Goal of the exercise
Comb the records below for the string "NEUFCHATEAU" and copy each line where it turns up.
++++++++++
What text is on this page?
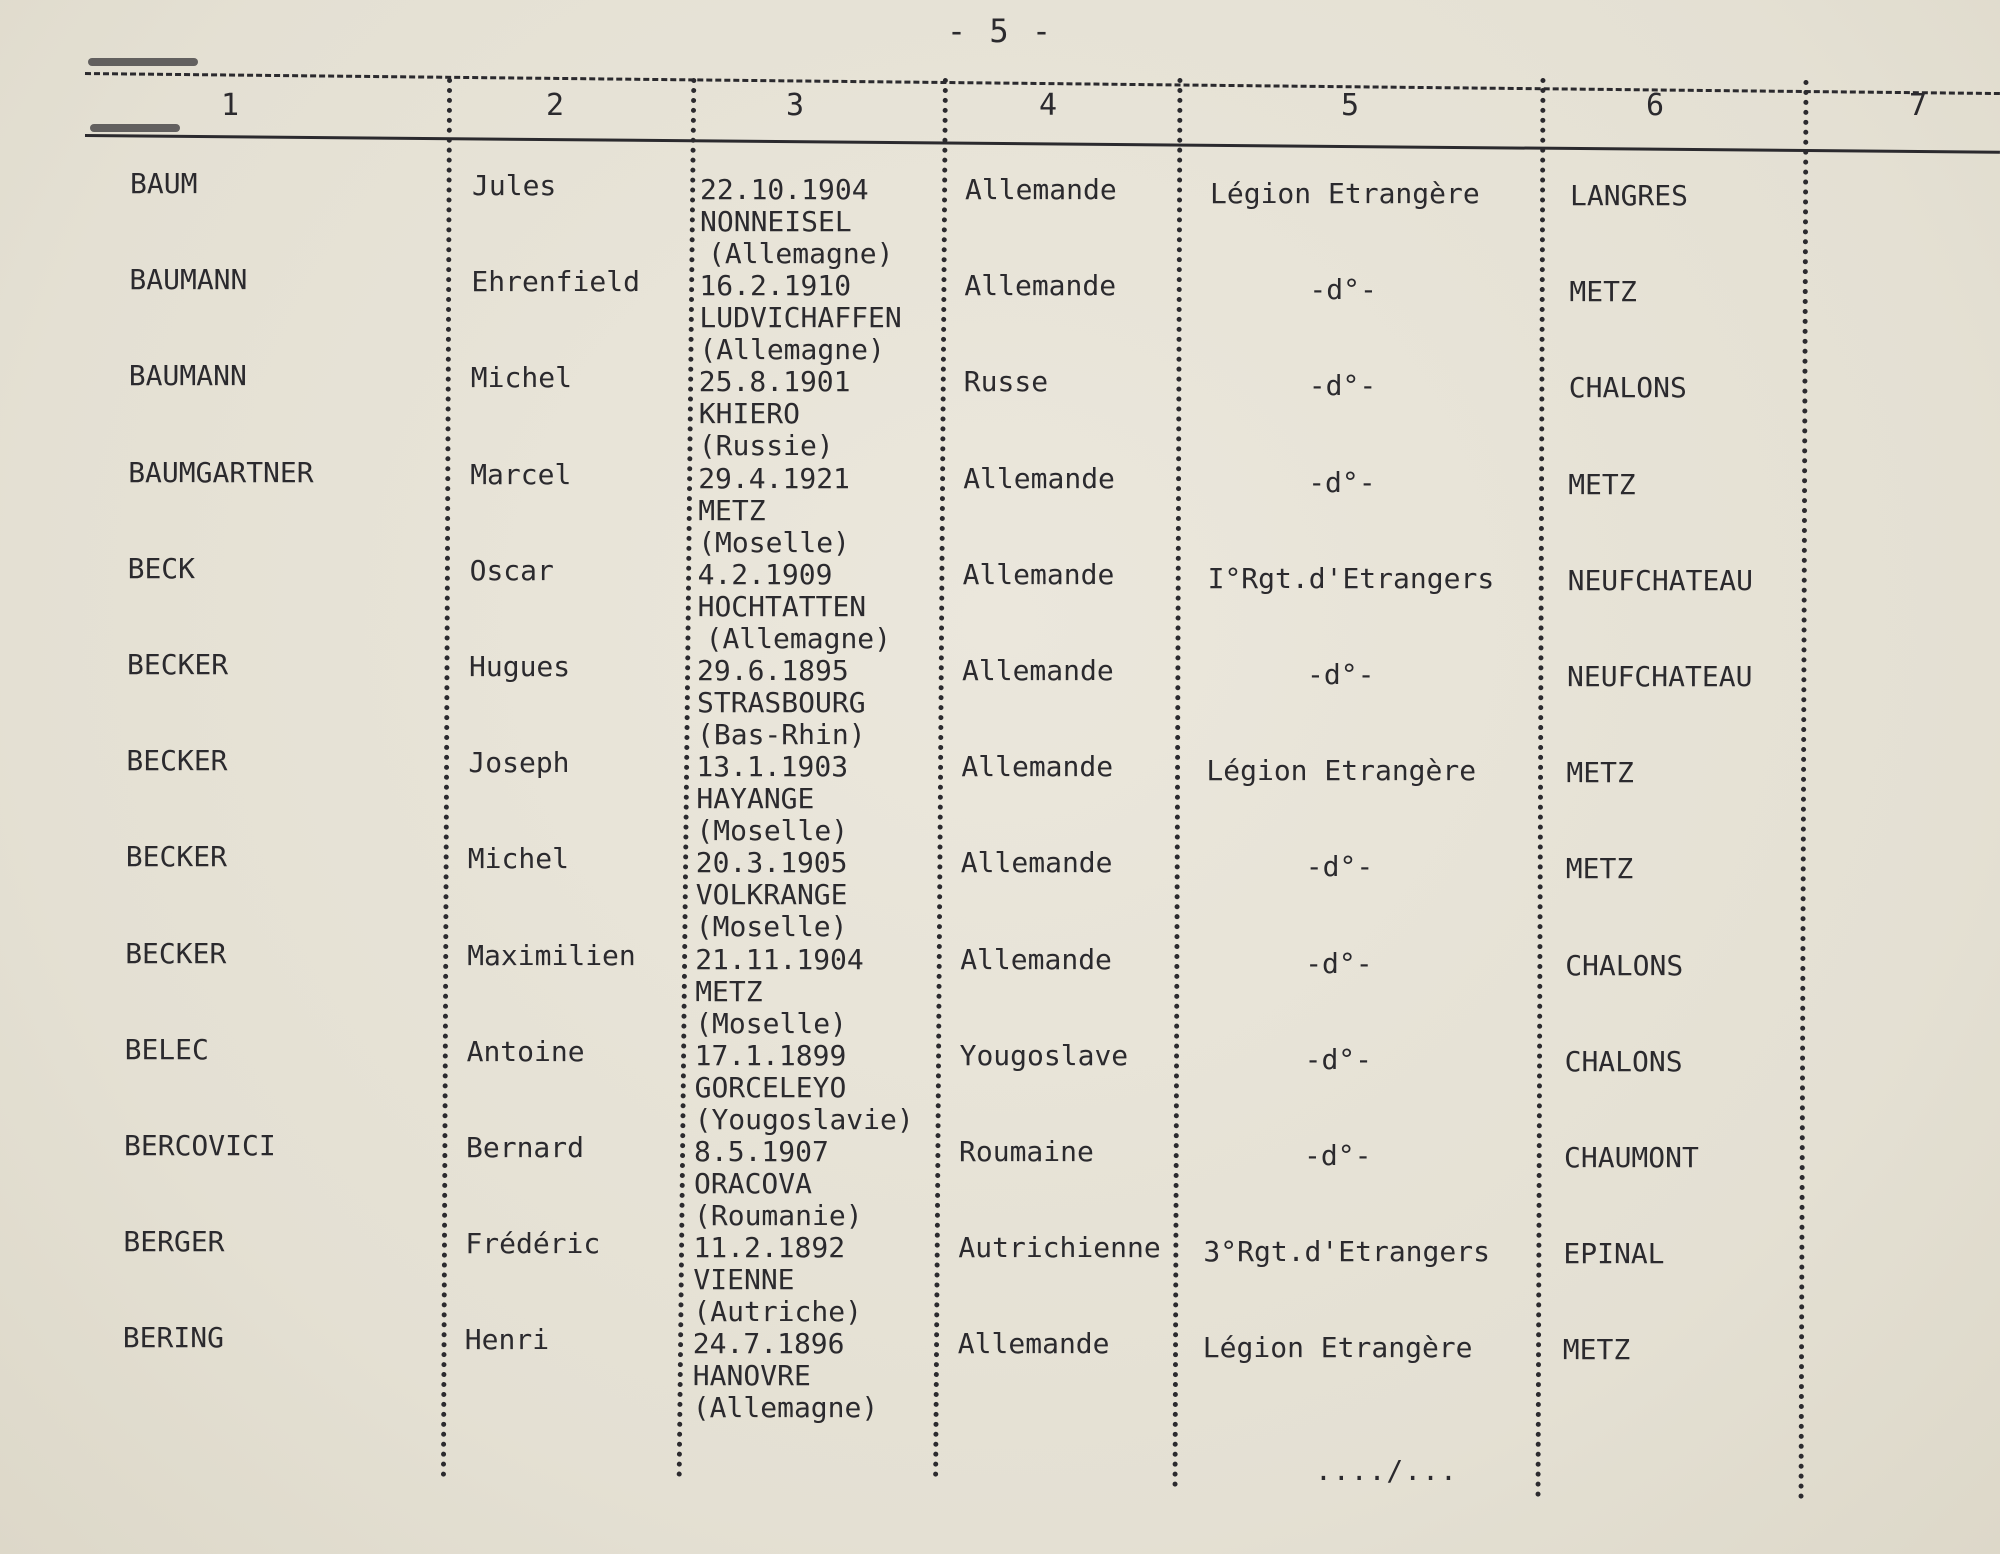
- 5 -
1	2	3	4	5	6	7
BAUM	Jules	22.10.1904
NONNEISEL
(Allemagne)
Allemande	Légion Etrangère	LANGRES
BAUMANN	Ehrenfield 16.2.1910
LUDVICHAFFEN
(Allemagne)
Allemande	-d°-	METZ
BAUMANN	Michel	25.8.1901
KHIERO
(Russie)
Russe	-d°-	CHALONS
BAUMGARTNER	Marcel	29.4.1921
METZ
(Moselle)
Allemande	-d°-	METZ
BECK	Oscar	4.2.1909
HOCHTATTEN
(Allemagne)
Allemande	I°Rgt.d'Etrangers	NEUFCHATEAU
BECKER	Hugues	29.6.1895
STRASBOURG
(Bas-Rhin)
Allemande	-d°-	NEUFCHATEAU
BECKER	Joseph	13.1.1903
HAYANGE
(Moselle)
Allemande	Légion Etrangère	METZ
BECKER	Michel	20.3.1905
VOLKRANGE
(Moselle)
Allemande	-d°-	METZ
BECKER	Maximilien 21.11.1904
METZ
(Moselle)
Allemande	-d°-	CHALONS
BELEC	Antoine	17.1.1899
GORCELEYO
(Yougoslavie)
Yougoslave	-d°-	CHALONS
BERCOVICI	Bernard	8.5.1907
ORACOVA
(Roumanie)
Roumaine	-d°-	CHAUMONT
BERGER	Frédéric	11.2.1892
VIENNE
(Autriche)
Autrichienne 3°Rgt.d'Etrangers	EPINAL
BERING	Henri	24.7.1896
HANOVRE
(Allemagne)
Allemande	Légion Etrangère	METZ
..../...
++++++++++
Expected answer
Allemande	I°Rgt.d'Etrangers	NEUFCHATEAU
Allemande	-d°-	NEUFCHATEAU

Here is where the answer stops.